▸ Given instruction:
Which lines hold the word "Shovan"? Copy each of them.

▸ Provided information:

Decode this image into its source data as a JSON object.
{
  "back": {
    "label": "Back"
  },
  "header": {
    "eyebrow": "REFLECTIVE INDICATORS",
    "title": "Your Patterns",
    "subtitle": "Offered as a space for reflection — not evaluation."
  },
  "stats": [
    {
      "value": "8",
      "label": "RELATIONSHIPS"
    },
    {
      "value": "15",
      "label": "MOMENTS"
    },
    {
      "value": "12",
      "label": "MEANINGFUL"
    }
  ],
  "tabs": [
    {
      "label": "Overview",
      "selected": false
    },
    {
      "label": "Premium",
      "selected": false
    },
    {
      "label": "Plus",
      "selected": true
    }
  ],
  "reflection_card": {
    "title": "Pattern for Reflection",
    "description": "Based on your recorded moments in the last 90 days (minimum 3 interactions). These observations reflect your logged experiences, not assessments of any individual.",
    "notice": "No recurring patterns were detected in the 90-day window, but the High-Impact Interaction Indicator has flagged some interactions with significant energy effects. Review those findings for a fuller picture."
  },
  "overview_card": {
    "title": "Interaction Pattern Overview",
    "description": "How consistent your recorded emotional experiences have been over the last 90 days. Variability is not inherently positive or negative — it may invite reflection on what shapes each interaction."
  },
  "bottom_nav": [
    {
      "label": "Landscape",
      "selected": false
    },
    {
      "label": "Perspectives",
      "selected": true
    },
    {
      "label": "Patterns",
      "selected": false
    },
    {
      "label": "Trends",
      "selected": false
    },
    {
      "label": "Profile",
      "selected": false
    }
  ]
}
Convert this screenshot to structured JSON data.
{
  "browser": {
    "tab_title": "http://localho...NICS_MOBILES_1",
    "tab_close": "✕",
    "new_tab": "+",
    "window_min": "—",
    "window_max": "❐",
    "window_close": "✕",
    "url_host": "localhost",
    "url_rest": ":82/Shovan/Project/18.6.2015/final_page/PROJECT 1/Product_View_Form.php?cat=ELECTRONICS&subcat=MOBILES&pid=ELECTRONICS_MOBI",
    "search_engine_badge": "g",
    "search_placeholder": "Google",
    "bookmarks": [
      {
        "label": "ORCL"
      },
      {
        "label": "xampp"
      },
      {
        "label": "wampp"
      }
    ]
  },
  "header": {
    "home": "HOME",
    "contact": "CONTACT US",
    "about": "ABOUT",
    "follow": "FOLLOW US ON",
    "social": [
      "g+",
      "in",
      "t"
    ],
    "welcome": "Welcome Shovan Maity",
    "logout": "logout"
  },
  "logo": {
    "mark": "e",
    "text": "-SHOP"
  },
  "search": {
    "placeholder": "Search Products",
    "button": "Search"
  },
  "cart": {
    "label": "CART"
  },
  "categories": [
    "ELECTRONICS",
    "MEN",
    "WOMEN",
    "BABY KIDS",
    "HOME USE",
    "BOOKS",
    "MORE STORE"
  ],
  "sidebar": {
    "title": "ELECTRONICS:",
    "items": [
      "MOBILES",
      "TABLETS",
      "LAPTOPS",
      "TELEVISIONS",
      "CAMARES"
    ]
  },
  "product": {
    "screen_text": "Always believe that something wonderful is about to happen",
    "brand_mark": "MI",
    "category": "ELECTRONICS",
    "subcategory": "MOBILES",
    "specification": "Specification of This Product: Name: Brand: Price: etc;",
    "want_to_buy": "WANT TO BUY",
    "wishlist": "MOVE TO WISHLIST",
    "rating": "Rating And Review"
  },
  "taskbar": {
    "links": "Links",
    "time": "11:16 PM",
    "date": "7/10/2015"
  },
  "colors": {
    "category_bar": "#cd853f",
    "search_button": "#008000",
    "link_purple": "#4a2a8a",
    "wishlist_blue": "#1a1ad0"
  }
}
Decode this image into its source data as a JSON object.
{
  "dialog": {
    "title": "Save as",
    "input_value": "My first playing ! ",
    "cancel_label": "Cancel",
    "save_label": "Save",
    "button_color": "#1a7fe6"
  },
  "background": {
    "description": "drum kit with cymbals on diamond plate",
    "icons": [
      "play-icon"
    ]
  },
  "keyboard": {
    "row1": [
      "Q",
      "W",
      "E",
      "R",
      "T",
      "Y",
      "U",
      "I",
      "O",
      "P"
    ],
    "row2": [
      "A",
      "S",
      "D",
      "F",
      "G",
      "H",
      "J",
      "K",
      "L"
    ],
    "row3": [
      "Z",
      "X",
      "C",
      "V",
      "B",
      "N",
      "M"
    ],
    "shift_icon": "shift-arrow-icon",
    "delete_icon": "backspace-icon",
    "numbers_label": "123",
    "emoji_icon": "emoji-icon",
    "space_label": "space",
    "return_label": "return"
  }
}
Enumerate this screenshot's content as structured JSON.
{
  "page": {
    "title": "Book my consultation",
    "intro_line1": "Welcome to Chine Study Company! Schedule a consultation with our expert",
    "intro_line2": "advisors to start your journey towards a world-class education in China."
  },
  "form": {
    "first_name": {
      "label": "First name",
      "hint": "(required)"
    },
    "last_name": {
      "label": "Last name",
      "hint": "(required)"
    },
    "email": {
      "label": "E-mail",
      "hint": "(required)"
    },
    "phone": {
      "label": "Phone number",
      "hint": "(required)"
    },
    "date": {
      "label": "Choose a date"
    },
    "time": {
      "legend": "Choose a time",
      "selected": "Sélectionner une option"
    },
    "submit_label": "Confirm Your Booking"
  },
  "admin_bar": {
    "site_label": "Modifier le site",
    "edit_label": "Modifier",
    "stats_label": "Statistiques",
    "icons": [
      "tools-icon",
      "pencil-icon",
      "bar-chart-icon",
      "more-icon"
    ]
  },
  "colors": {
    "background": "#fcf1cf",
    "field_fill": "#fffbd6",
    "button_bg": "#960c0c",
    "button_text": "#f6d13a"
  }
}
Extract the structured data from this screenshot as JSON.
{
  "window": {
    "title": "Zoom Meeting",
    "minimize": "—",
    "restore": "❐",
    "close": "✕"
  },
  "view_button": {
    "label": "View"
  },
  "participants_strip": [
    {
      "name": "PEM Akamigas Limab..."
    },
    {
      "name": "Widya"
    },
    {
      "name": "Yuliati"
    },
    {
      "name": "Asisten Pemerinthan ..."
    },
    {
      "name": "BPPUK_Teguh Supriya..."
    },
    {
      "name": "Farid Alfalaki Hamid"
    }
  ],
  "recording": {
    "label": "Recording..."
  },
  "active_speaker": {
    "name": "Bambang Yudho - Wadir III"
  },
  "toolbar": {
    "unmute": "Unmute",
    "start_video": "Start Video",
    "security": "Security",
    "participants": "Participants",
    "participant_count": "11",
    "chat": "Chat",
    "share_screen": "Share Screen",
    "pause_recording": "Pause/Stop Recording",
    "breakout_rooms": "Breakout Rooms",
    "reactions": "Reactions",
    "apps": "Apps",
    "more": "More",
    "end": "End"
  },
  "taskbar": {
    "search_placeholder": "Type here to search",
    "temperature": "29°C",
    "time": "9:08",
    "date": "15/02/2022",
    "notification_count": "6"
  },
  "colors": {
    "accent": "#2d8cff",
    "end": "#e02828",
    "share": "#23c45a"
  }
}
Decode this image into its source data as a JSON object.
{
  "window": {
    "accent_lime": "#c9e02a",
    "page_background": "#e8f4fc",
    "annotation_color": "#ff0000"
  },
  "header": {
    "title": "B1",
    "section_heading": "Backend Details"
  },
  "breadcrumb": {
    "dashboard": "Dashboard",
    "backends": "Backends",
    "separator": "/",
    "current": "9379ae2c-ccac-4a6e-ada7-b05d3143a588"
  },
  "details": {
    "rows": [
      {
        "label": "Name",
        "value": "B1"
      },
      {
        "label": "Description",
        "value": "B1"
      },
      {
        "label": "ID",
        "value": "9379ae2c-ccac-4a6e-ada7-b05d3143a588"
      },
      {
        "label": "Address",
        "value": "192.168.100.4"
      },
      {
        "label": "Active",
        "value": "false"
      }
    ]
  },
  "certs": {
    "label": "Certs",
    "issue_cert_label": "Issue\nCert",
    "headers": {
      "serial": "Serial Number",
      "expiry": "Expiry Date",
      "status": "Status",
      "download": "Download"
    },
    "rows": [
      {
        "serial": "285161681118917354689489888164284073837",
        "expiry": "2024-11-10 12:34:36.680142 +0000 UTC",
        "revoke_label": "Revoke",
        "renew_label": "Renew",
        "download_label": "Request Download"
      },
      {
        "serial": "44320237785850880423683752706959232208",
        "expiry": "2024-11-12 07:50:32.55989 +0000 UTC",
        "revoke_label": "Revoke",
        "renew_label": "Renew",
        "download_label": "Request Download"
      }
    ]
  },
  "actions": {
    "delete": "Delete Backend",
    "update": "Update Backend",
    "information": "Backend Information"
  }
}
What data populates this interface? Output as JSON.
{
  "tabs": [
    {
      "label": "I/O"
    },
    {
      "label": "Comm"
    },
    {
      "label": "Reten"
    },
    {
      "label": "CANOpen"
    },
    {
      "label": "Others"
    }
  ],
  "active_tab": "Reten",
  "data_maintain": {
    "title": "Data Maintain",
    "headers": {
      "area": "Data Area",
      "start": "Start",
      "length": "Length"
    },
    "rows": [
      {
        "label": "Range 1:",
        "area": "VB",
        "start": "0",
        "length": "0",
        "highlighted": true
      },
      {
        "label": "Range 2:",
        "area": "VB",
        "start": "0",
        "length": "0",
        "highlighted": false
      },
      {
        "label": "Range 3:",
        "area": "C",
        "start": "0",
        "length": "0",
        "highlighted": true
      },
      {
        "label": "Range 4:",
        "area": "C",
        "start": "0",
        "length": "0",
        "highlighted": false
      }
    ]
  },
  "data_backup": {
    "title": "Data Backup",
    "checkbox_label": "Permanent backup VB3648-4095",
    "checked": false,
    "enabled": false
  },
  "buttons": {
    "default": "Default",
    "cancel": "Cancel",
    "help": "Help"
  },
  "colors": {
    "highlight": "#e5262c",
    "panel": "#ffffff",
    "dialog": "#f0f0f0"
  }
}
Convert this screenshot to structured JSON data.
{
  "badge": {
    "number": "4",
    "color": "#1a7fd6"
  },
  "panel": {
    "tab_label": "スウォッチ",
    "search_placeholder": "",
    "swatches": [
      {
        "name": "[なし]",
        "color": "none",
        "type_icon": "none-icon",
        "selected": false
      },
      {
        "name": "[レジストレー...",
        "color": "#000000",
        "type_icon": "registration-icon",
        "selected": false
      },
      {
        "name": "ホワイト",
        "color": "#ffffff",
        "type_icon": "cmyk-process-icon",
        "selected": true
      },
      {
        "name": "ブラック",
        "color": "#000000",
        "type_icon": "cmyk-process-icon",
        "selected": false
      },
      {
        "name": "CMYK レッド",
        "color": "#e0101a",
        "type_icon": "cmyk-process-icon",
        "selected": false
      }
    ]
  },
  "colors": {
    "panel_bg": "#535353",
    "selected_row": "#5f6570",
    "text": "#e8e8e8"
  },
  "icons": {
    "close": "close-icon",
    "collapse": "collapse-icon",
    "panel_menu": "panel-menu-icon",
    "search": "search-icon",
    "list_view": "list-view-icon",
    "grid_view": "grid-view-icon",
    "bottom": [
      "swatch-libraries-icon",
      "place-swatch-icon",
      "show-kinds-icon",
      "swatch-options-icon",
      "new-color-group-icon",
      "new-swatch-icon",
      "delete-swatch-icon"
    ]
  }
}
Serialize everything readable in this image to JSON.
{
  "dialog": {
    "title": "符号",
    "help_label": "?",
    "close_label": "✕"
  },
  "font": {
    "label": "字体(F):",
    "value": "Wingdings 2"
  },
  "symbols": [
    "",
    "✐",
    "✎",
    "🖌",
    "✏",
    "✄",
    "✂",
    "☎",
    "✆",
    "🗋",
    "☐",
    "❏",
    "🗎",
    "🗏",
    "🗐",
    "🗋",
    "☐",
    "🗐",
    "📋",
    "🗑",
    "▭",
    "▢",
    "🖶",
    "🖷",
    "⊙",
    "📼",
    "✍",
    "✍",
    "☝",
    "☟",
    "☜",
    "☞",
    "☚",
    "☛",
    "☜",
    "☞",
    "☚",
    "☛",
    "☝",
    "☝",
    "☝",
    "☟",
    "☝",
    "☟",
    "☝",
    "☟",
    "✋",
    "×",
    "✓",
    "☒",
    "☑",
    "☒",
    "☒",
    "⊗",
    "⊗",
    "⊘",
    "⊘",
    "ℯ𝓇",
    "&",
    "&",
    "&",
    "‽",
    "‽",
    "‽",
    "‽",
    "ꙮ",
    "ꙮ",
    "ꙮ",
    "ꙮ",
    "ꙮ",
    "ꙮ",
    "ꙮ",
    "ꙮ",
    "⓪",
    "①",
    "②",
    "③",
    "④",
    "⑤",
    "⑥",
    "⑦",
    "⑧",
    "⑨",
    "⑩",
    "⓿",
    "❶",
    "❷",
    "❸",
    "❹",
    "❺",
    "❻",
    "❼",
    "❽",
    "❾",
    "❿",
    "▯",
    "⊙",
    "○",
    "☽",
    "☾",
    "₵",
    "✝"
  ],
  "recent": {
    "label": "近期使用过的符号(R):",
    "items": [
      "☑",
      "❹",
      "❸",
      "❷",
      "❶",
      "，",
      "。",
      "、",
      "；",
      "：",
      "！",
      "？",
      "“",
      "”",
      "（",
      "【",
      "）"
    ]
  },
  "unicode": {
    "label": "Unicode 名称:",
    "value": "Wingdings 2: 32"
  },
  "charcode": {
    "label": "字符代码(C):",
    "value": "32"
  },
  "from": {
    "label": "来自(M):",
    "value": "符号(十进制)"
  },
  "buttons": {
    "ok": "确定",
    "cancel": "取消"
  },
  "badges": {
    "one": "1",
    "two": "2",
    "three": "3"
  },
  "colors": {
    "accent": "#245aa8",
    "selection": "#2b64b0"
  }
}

▸ Result of the task:
    "url_rest": ":82/Shovan/Project/18.6.2015/final_page/PROJECT 1/Product_View_Form.php?cat=ELECTRONICS&subcat=MOBILES&pid=ELECTRONICS_MOBI",
    "welcome": "Welcome Shovan Maity",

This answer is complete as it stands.